The lines to transcribe begin with the one containing "Read all visible content and emit it as JSON." and end with the last line below; reproduce them exactly, without the pictures.

(Dataset excerpt)
====================

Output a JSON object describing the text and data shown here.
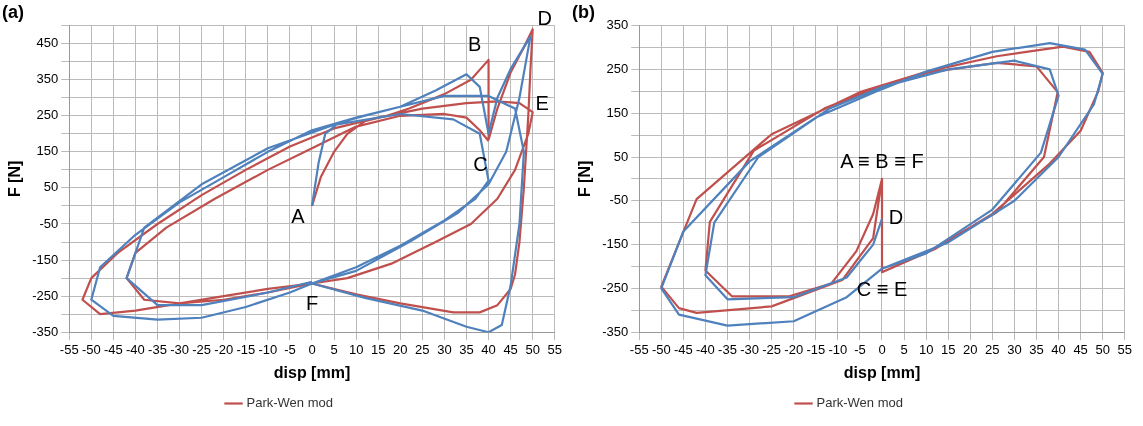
{
  "chart_data": [
    {
      "type": "line",
      "title": "(a)",
      "xlabel": "disp [mm]",
      "ylabel": "F [N]",
      "legend": "bottom",
      "grid": true,
      "marker": "none",
      "line_style": "solid",
      "xlim": [
        -55,
        55
      ],
      "xticks": [
        -55,
        -50,
        -45,
        -40,
        -35,
        -30,
        -25,
        -20,
        -15,
        -10,
        -5,
        0,
        5,
        10,
        15,
        20,
        25,
        30,
        35,
        40,
        45,
        50,
        55
      ],
      "ylim": [
        -350,
        500
      ],
      "yticks": [
        -350,
        {
          "value": -300,
          "label": null
        },
        -250,
        {
          "value": -200,
          "label": null
        },
        -150,
        {
          "value": -100,
          "label": null
        },
        -50,
        {
          "value": 0,
          "label": null
        },
        50,
        {
          "value": 100,
          "label": null
        },
        150,
        {
          "value": 200,
          "label": null
        },
        250,
        {
          "value": 300,
          "label": null
        },
        350,
        {
          "value": 400,
          "label": null
        },
        450,
        {
          "value": 500,
          "label": null
        }
      ],
      "annotations": [
        {
          "text": "A",
          "x": 0,
          "y": 0
        },
        {
          "text": "B",
          "x": 40,
          "y": 405
        },
        {
          "text": "C",
          "x": 40,
          "y": 184
        },
        {
          "text": "D",
          "x": 50,
          "y": 490
        },
        {
          "text": "E",
          "x": 49,
          "y": 280
        },
        {
          "text": "F",
          "x": 0,
          "y": -217
        }
      ],
      "series": [
        {
          "color": "#4f81bd",
          "x": [
            0,
            1.5,
            3,
            6,
            12,
            20,
            28,
            35,
            38,
            40,
            42,
            45,
            49.5,
            47,
            44,
            40,
            33,
            22,
            10,
            0,
            12,
            25,
            35,
            40,
            43,
            45,
            47,
            48,
            46,
            40,
            30,
            20,
            10,
            0,
            -10,
            -20,
            -30,
            -40,
            -48,
            -50,
            -45,
            -35,
            -25,
            -15,
            -5,
            0,
            10,
            20,
            30,
            37,
            40,
            38,
            32,
            20,
            5,
            -10,
            -25,
            -38,
            -42,
            -35,
            -25,
            -10,
            0
          ],
          "values": [
            0,
            120,
            200,
            230,
            250,
            275,
            320,
            365,
            330,
            200,
            300,
            380,
            470,
            300,
            150,
            60,
            -20,
            -100,
            -180,
            -215,
            -255,
            -290,
            -335,
            -350,
            -330,
            -220,
            -50,
            150,
            270,
            305,
            305,
            275,
            245,
            210,
            150,
            80,
            10,
            -80,
            -170,
            -260,
            -305,
            -315,
            -310,
            -280,
            -240,
            -215,
            -170,
            -110,
            -40,
            20,
            70,
            200,
            240,
            255,
            225,
            160,
            60,
            -60,
            -200,
            -275,
            -275,
            -240,
            -210
          ]
        },
        {
          "name": "Park-Wen mod",
          "color": "#c0504d",
          "x": [
            0,
            2,
            5,
            8,
            12,
            17,
            22,
            30,
            36,
            40,
            40,
            42,
            45,
            48,
            50,
            49.5,
            49,
            48,
            47,
            46,
            45,
            42,
            38,
            32,
            20,
            10,
            0,
            -10,
            -20,
            -30,
            -40,
            -48,
            -52,
            -50,
            -44,
            -35,
            -25,
            -15,
            -5,
            5,
            15,
            25,
            35,
            42,
            47,
            50,
            49,
            46,
            42,
            36,
            28,
            18,
            8,
            0,
            -10,
            -20,
            -30,
            -38,
            -42,
            -40,
            -33,
            -22,
            -10,
            0,
            10,
            20,
            30,
            35,
            38,
            40
          ],
          "values": [
            0,
            80,
            150,
            200,
            235,
            250,
            270,
            310,
            350,
            405,
            184,
            270,
            370,
            440,
            490,
            380,
            250,
            50,
            -100,
            -190,
            -230,
            -275,
            -295,
            -295,
            -270,
            -245,
            -215,
            -230,
            -250,
            -270,
            -290,
            -300,
            -260,
            -200,
            -130,
            -50,
            30,
            100,
            165,
            215,
            245,
            270,
            285,
            290,
            285,
            260,
            200,
            100,
            20,
            -50,
            -100,
            -160,
            -200,
            -215,
            -240,
            -260,
            -270,
            -260,
            -200,
            -130,
            -60,
            20,
            100,
            160,
            220,
            250,
            255,
            245,
            210,
            180
          ]
        }
      ]
    },
    {
      "type": "line",
      "title": "(b)",
      "xlabel": "disp [mm]",
      "ylabel": "F [N]",
      "legend": "bottom",
      "grid": true,
      "marker": "none",
      "line_style": "solid",
      "xlim": [
        -55,
        55
      ],
      "xticks": [
        -55,
        -50,
        -45,
        -40,
        -35,
        -30,
        -25,
        -20,
        -15,
        -10,
        -5,
        0,
        5,
        10,
        15,
        20,
        25,
        30,
        35,
        40,
        45,
        50,
        55
      ],
      "ylim": [
        -350,
        350
      ],
      "yticks": [
        -350,
        {
          "value": -300,
          "label": null
        },
        -250,
        {
          "value": -200,
          "label": null
        },
        -150,
        {
          "value": -100,
          "label": null
        },
        -50,
        {
          "value": 0,
          "label": null
        },
        50,
        {
          "value": 100,
          "label": null
        },
        150,
        {
          "value": 200,
          "label": null
        },
        250,
        {
          "value": 300,
          "label": null
        },
        350
      ],
      "annotations": [
        {
          "text": "A ≡ B ≡ F",
          "x": 0,
          "y": 0
        },
        {
          "text": "D",
          "x": 0,
          "y": -91
        },
        {
          "text": "C ≡ E",
          "x": 0,
          "y": -213
        }
      ],
      "series": [
        {
          "color": "#4f81bd",
          "x": [
            0,
            15,
            30,
            40,
            48,
            50,
            46,
            38,
            25,
            10,
            0,
            -15,
            -30,
            -45,
            -50,
            -46,
            -35,
            -20,
            -8,
            0,
            10,
            25,
            36,
            40,
            38,
            30,
            15,
            0,
            -12,
            -28,
            -38,
            -40,
            -35,
            -20,
            -8,
            -2,
            0
          ],
          "values": [
            -205,
            -145,
            -50,
            50,
            170,
            240,
            295,
            310,
            290,
            245,
            205,
            140,
            40,
            -120,
            -250,
            -310,
            -335,
            -325,
            -270,
            -205,
            -170,
            -70,
            60,
            190,
            250,
            270,
            250,
            210,
            160,
            50,
            -100,
            -220,
            -275,
            -270,
            -225,
            -150,
            -91
          ]
        },
        {
          "name": "Park-Wen mod",
          "color": "#c0504d",
          "x": [
            0,
            0,
            12,
            25,
            38,
            45,
            49,
            50,
            47,
            41,
            26,
            10.6,
            -5,
            -25,
            -42,
            -50,
            -46,
            -42,
            -25,
            -9,
            -2,
            0,
            -2,
            -5.8,
            -11.5,
            -21,
            -34,
            -40,
            -39,
            -29,
            -13,
            0,
            10.6,
            26,
            35,
            39.8,
            36.7,
            26,
            10.6,
            0
          ],
          "values": [
            0,
            -213,
            -160,
            -80,
            35,
            110,
            200,
            242,
            290,
            302,
            280,
            246,
            198,
            102,
            -46,
            -246,
            -295,
            -306,
            -291,
            -231,
            -135,
            0,
            -80,
            -165,
            -239,
            -268,
            -268,
            -209,
            -98,
            65,
            161,
            213,
            243,
            265,
            257,
            198,
            50,
            -76,
            -165,
            -213
          ]
        }
      ]
    }
  ]
}
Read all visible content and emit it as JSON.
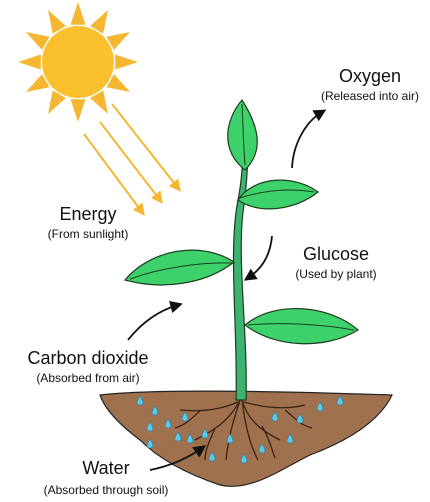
{
  "labels": [
    {
      "title": "Energy",
      "subtitle": "(From sunlight)"
    },
    {
      "title": "Oxygen",
      "subtitle": "(Released into air)"
    },
    {
      "title": "Glucose",
      "subtitle": "(Used by plant)"
    },
    {
      "title": "Carbon dioxide",
      "subtitle": "(Absorbed from air)"
    },
    {
      "title": "Water",
      "subtitle": "(Absorbed through soil)"
    }
  ]
}
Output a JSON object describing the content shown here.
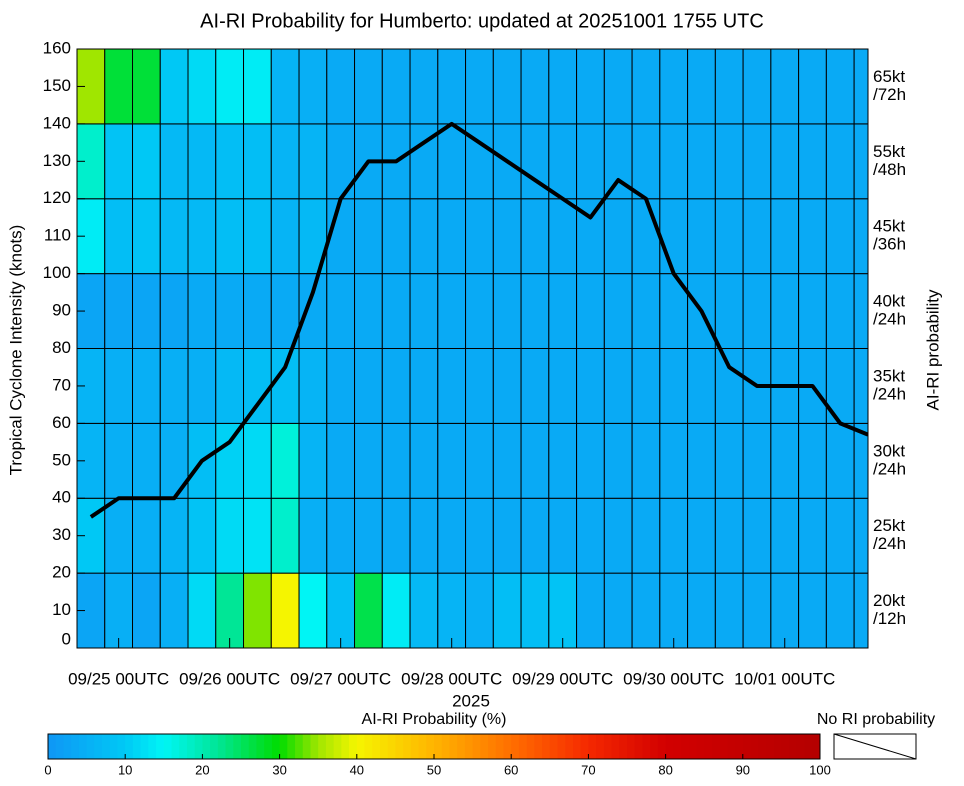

====================

TASK ANSWER =
Read all visible content and emit it as JSON.
{
  "labels": [
    {
      "title": "Energy",
      "subtitle": "(From sunlight)"
    },
    {
      "title": "Oxygen",
      "subtitle": "(Released into air)"
    },
    {
      "title": "Glucose",
      "subtitle": "(Used by plant)"
    },
    {
      "title": "Carbon dioxide",
      "subtitle": "(Absorbed from air)"
    },
    {
      "title": "Water",
      "subtitle": "(Absorbed through soil)"
    }
  ]
}
Output a JSON object describing the content shown here.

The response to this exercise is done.